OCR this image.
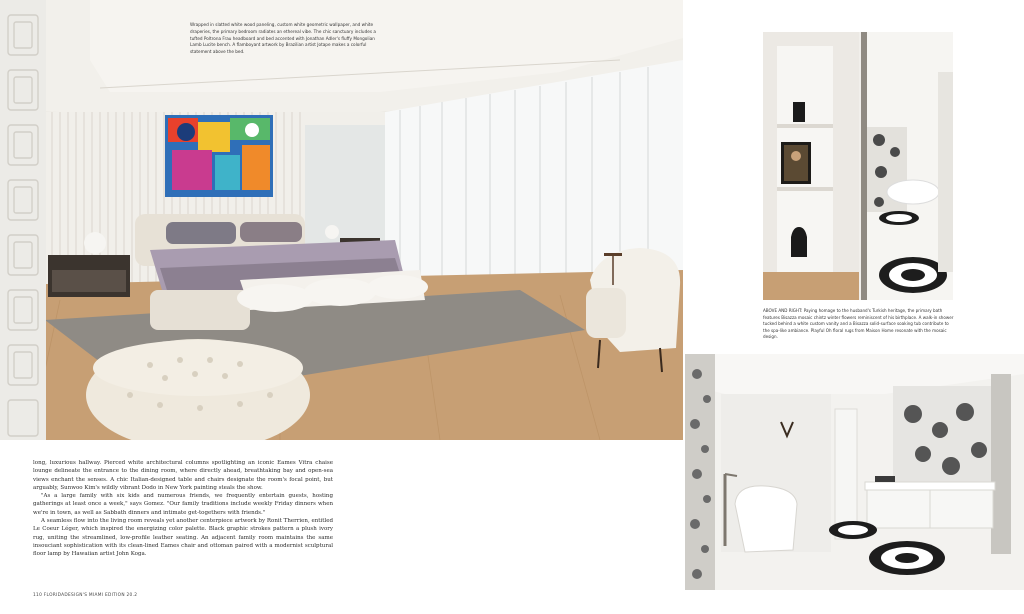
Wrapped in slatted white wood paneling, custom white geometric wallpaper, and white draperies, the primary bedroom radiates an ethereal vibe. The chic sanctuary includes a tufted Poltrona Frau headboard and bed accented with Jonathan Adler's fluffy Mongolian Lamb Lucite bench. A flamboyant artwork by Brazilian artist Jotape makes a colorful statement above the bed.
ABOVE AND RIGHT: Paying homage to the husband's Turkish heritage, the primary bath features Bisazza mosaic chintz winter flowers reminiscent of his birthplace. A walk-in shower tucked behind a white custom vanity and a Bisazza solid-surface soaking tub contribute to the spa-like ambiance. Playful Oh floral rugs from Maison Home resonate with the mosaic design.

long, luxurious hallway. Pierced white architectural columns spotlighting an iconic Eames Vitra chaise lounge delineate the entrance to the dining room, where directly ahead, breathtaking bay and open-sea views enchant the senses. A chic Italian-designed table and chairs designate the room's focal point, but arguably, Sunwoo Kim's wildly vibrant Dodo in New York painting steals the show.

"As a large family with six kids and numerous friends, we frequently entertain guests, hosting gatherings at least once a week," says Gomez. "Our family traditions include weekly Friday dinners when we're in town, as well as Sabbath dinners and intimate get-togethers with friends."

A seamless flow into the living room reveals yet another centerpiece artwork by Ronit Therrien, entitled Le Coeur Léger, which inspired the energizing color palette. Black graphic strokes pattern a plush ivory rug, uniting the streamlined, low-profile leather seating. An adjacent family room maintains the same insouciant sophistication with its clean-lined Eames chair and ottoman paired with a modernist sculptural floor lamp by Hawaiian artist John Koga.

110 FLORIDADESIGN'S MIAMI EDITION 20.2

• • • • • • •

## Problem to work on
Pictures are excluded; repeat every record exactly.

## Task answer
OCR this image.
Wrapped in slatted white wood paneling, custom white geometric wallpaper, and white draperies, the primary bedroom radiates an ethereal vibe. The chic sanctuary includes a tufted Poltrona Frau headboard and bed accented with Jonathan Adler's fluffy Mongolian Lamb Lucite bench. A flamboyant artwork by Brazilian artist Jotape makes a colorful statement above the bed.
ABOVE AND RIGHT: Paying homage to the husband's Turkish heritage, the primary bath features Bisazza mosaic chintz winter flowers reminiscent of his birthplace. A walk-in shower tucked behind a white custom vanity and a Bisazza solid-surface soaking tub contribute to the spa-like ambiance. Playful Oh floral rugs from Maison Home resonate with the mosaic design.

long, luxurious hallway. Pierced white architectural columns spotlighting an iconic Eames Vitra chaise lounge delineate the entrance to the dining room, where directly ahead, breathtaking bay and open-sea views enchant the senses. A chic Italian-designed table and chairs designate the room's focal point, but arguably, Sunwoo Kim's wildly vibrant Dodo in New York painting steals the show.

"As a large family with six kids and numerous friends, we frequently entertain guests, hosting gatherings at least once a week," says Gomez. "Our family traditions include weekly Friday dinners when we're in town, as well as Sabbath dinners and intimate get-togethers with friends."

A seamless flow into the living room reveals yet another centerpiece artwork by Ronit Therrien, entitled Le Coeur Léger, which inspired the energizing color palette. Black graphic strokes pattern a plush ivory rug, uniting the streamlined, low-profile leather seating. An adjacent family room maintains the same insouciant sophistication with its clean-lined Eames chair and ottoman paired with a modernist sculptural floor lamp by Hawaiian artist John Koga.

110 FLORIDADESIGN'S MIAMI EDITION 20.2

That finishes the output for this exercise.